**TASK DESCRIPTION:** Reproduce all entries word for word.
[Start EXTRACTED RECORDS]
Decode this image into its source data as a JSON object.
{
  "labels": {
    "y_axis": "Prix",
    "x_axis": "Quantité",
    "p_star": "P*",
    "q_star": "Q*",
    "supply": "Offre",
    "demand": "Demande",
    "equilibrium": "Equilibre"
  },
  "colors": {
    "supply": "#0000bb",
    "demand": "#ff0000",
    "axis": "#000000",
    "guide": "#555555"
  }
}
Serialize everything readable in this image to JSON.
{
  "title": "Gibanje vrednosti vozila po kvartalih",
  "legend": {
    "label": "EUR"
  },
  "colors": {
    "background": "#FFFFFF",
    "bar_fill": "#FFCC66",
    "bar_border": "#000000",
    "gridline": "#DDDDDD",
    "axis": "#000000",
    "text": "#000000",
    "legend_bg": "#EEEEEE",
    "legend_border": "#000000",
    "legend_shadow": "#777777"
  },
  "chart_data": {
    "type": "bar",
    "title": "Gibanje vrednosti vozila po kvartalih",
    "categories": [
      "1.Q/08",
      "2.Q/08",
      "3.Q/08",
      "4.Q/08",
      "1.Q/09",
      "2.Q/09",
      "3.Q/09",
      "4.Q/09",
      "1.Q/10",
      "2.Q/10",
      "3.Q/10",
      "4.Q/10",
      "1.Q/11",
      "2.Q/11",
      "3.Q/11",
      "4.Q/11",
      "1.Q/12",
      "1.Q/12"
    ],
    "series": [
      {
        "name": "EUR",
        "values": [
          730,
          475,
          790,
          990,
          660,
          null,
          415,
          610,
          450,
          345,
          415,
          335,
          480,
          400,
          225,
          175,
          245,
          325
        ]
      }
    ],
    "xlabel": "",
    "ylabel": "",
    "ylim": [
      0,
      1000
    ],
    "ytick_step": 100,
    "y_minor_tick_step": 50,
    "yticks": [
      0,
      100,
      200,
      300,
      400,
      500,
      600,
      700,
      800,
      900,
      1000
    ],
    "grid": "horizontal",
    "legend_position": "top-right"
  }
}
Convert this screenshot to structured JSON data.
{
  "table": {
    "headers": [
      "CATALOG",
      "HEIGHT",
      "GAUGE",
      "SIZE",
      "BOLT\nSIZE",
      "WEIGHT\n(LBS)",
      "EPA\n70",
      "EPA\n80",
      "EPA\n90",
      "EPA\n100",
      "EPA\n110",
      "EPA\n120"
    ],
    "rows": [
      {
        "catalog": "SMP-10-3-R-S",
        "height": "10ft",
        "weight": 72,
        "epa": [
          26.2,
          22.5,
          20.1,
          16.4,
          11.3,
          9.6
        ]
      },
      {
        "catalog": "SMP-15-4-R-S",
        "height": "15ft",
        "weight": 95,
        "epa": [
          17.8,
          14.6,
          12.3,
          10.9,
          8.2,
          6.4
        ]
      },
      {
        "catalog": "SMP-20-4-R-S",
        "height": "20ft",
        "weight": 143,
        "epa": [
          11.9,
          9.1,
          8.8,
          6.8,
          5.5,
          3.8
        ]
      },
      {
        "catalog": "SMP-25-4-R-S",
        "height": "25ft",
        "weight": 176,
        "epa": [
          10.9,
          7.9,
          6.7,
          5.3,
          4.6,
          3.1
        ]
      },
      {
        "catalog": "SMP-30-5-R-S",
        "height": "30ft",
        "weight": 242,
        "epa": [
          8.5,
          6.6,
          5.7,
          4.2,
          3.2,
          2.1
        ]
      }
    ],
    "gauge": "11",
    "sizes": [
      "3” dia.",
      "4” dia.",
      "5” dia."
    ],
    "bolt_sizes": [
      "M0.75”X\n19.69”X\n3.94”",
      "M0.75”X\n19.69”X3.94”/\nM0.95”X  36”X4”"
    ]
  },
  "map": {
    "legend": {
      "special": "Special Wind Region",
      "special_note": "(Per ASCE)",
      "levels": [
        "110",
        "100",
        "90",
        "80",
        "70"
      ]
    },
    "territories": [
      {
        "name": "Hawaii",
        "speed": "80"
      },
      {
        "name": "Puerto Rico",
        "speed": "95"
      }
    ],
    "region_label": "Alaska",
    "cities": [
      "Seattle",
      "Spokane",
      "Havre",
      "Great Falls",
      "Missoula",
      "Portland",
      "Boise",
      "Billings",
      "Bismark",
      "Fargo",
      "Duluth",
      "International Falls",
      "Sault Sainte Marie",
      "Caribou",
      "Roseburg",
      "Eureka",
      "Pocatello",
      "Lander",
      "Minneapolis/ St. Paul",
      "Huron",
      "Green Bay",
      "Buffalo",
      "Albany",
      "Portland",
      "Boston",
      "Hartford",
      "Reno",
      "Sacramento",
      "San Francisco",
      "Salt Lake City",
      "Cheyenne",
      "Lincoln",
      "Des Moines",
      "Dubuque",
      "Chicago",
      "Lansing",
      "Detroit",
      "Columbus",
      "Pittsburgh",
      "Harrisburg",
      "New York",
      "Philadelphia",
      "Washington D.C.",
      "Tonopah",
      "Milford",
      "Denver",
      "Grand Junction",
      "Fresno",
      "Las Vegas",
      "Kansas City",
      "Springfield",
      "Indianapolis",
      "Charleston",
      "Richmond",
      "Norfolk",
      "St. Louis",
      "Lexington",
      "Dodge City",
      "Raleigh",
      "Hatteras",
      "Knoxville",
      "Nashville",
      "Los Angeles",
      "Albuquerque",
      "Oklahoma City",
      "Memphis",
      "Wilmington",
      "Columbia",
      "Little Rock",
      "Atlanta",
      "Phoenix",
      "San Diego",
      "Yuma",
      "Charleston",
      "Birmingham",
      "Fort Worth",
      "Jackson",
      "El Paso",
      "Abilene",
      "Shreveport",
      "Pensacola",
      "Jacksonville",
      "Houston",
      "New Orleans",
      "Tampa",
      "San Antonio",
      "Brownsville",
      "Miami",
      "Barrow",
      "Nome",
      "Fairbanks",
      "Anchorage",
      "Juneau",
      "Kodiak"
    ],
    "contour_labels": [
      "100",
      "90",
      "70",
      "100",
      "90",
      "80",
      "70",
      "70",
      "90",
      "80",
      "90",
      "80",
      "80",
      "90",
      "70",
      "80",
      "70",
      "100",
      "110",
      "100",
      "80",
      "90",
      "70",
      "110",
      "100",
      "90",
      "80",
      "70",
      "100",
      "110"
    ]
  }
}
[End EXTRACTED RECORDS]
**TASK SOLUTION:**
Decode this image into its source data as a JSON object.
{
  "labels": {
    "y_axis": "Prix",
    "x_axis": "Quantité",
    "p_star": "P*",
    "q_star": "Q*",
    "supply": "Offre",
    "demand": "Demande",
    "equilibrium": "Equilibre"
  },
  "colors": {
    "supply": "#0000bb",
    "demand": "#ff0000",
    "axis": "#000000",
    "guide": "#555555"
  }
}
Serialize everything readable in this image to JSON.
{
  "title": "Gibanje vrednosti vozila po kvartalih",
  "legend": {
    "label": "EUR"
  },
  "colors": {
    "background": "#FFFFFF",
    "bar_fill": "#FFCC66",
    "bar_border": "#000000",
    "gridline": "#DDDDDD",
    "axis": "#000000",
    "text": "#000000",
    "legend_bg": "#EEEEEE",
    "legend_border": "#000000",
    "legend_shadow": "#777777"
  },
  "chart_data": {
    "type": "bar",
    "title": "Gibanje vrednosti vozila po kvartalih",
    "categories": [
      "1.Q/08",
      "2.Q/08",
      "3.Q/08",
      "4.Q/08",
      "1.Q/09",
      "2.Q/09",
      "3.Q/09",
      "4.Q/09",
      "1.Q/10",
      "2.Q/10",
      "3.Q/10",
      "4.Q/10",
      "1.Q/11",
      "2.Q/11",
      "3.Q/11",
      "4.Q/11",
      "1.Q/12",
      "1.Q/12"
    ],
    "series": [
      {
        "name": "EUR",
        "values": [
          730,
          475,
          790,
          990,
          660,
          null,
          415,
          610,
          450,
          345,
          415,
          335,
          480,
          400,
          225,
          175,
          245,
          325
        ]
      }
    ],
    "xlabel": "",
    "ylabel": "",
    "ylim": [
      0,
      1000
    ],
    "ytick_step": 100,
    "y_minor_tick_step": 50,
    "yticks": [
      0,
      100,
      200,
      300,
      400,
      500,
      600,
      700,
      800,
      900,
      1000
    ],
    "grid": "horizontal",
    "legend_position": "top-right"
  }
}
Convert this screenshot to structured JSON data.
{
  "table": {
    "headers": [
      "CATALOG",
      "HEIGHT",
      "GAUGE",
      "SIZE",
      "BOLT\nSIZE",
      "WEIGHT\n(LBS)",
      "EPA\n70",
      "EPA\n80",
      "EPA\n90",
      "EPA\n100",
      "EPA\n110",
      "EPA\n120"
    ],
    "rows": [
      {
        "catalog": "SMP-10-3-R-S",
        "height": "10ft",
        "weight": 72,
        "epa": [
          26.2,
          22.5,
          20.1,
          16.4,
          11.3,
          9.6
        ]
      },
      {
        "catalog": "SMP-15-4-R-S",
        "height": "15ft",
        "weight": 95,
        "epa": [
          17.8,
          14.6,
          12.3,
          10.9,
          8.2,
          6.4
        ]
      },
      {
        "catalog": "SMP-20-4-R-S",
        "height": "20ft",
        "weight": 143,
        "epa": [
          11.9,
          9.1,
          8.8,
          6.8,
          5.5,
          3.8
        ]
      },
      {
        "catalog": "SMP-25-4-R-S",
        "height": "25ft",
        "weight": 176,
        "epa": [
          10.9,
          7.9,
          6.7,
          5.3,
          4.6,
          3.1
        ]
      },
      {
        "catalog": "SMP-30-5-R-S",
        "height": "30ft",
        "weight": 242,
        "epa": [
          8.5,
          6.6,
          5.7,
          4.2,
          3.2,
          2.1
        ]
      }
    ],
    "gauge": "11",
    "sizes": [
      "3” dia.",
      "4” dia.",
      "5” dia."
    ],
    "bolt_sizes": [
      "M0.75”X\n19.69”X\n3.94”",
      "M0.75”X\n19.69”X3.94”/\nM0.95”X  36”X4”"
    ]
  },
  "map": {
    "legend": {
      "special": "Special Wind Region",
      "special_note": "(Per ASCE)",
      "levels": [
        "110",
        "100",
        "90",
        "80",
        "70"
      ]
    },
    "territories": [
      {
        "name": "Hawaii",
        "speed": "80"
      },
      {
        "name": "Puerto Rico",
        "speed": "95"
      }
    ],
    "region_label": "Alaska",
    "cities": [
      "Seattle",
      "Spokane",
      "Havre",
      "Great Falls",
      "Missoula",
      "Portland",
      "Boise",
      "Billings",
      "Bismark",
      "Fargo",
      "Duluth",
      "International Falls",
      "Sault Sainte Marie",
      "Caribou",
      "Roseburg",
      "Eureka",
      "Pocatello",
      "Lander",
      "Minneapolis/ St. Paul",
      "Huron",
      "Green Bay",
      "Buffalo",
      "Albany",
      "Portland",
      "Boston",
      "Hartford",
      "Reno",
      "Sacramento",
      "San Francisco",
      "Salt Lake City",
      "Cheyenne",
      "Lincoln",
      "Des Moines",
      "Dubuque",
      "Chicago",
      "Lansing",
      "Detroit",
      "Columbus",
      "Pittsburgh",
      "Harrisburg",
      "New York",
      "Philadelphia",
      "Washington D.C.",
      "Tonopah",
      "Milford",
      "Denver",
      "Grand Junction",
      "Fresno",
      "Las Vegas",
      "Kansas City",
      "Springfield",
      "Indianapolis",
      "Charleston",
      "Richmond",
      "Norfolk",
      "St. Louis",
      "Lexington",
      "Dodge City",
      "Raleigh",
      "Hatteras",
      "Knoxville",
      "Nashville",
      "Los Angeles",
      "Albuquerque",
      "Oklahoma City",
      "Memphis",
      "Wilmington",
      "Columbia",
      "Little Rock",
      "Atlanta",
      "Phoenix",
      "San Diego",
      "Yuma",
      "Charleston",
      "Birmingham",
      "Fort Worth",
      "Jackson",
      "El Paso",
      "Abilene",
      "Shreveport",
      "Pensacola",
      "Jacksonville",
      "Houston",
      "New Orleans",
      "Tampa",
      "San Antonio",
      "Brownsville",
      "Miami",
      "Barrow",
      "Nome",
      "Fairbanks",
      "Anchorage",
      "Juneau",
      "Kodiak"
    ],
    "contour_labels": [
      "100",
      "90",
      "70",
      "100",
      "90",
      "80",
      "70",
      "70",
      "90",
      "80",
      "90",
      "80",
      "80",
      "90",
      "70",
      "80",
      "70",
      "100",
      "110",
      "100",
      "80",
      "90",
      "70",
      "110",
      "100",
      "90",
      "80",
      "70",
      "100",
      "110"
    ]
  }
}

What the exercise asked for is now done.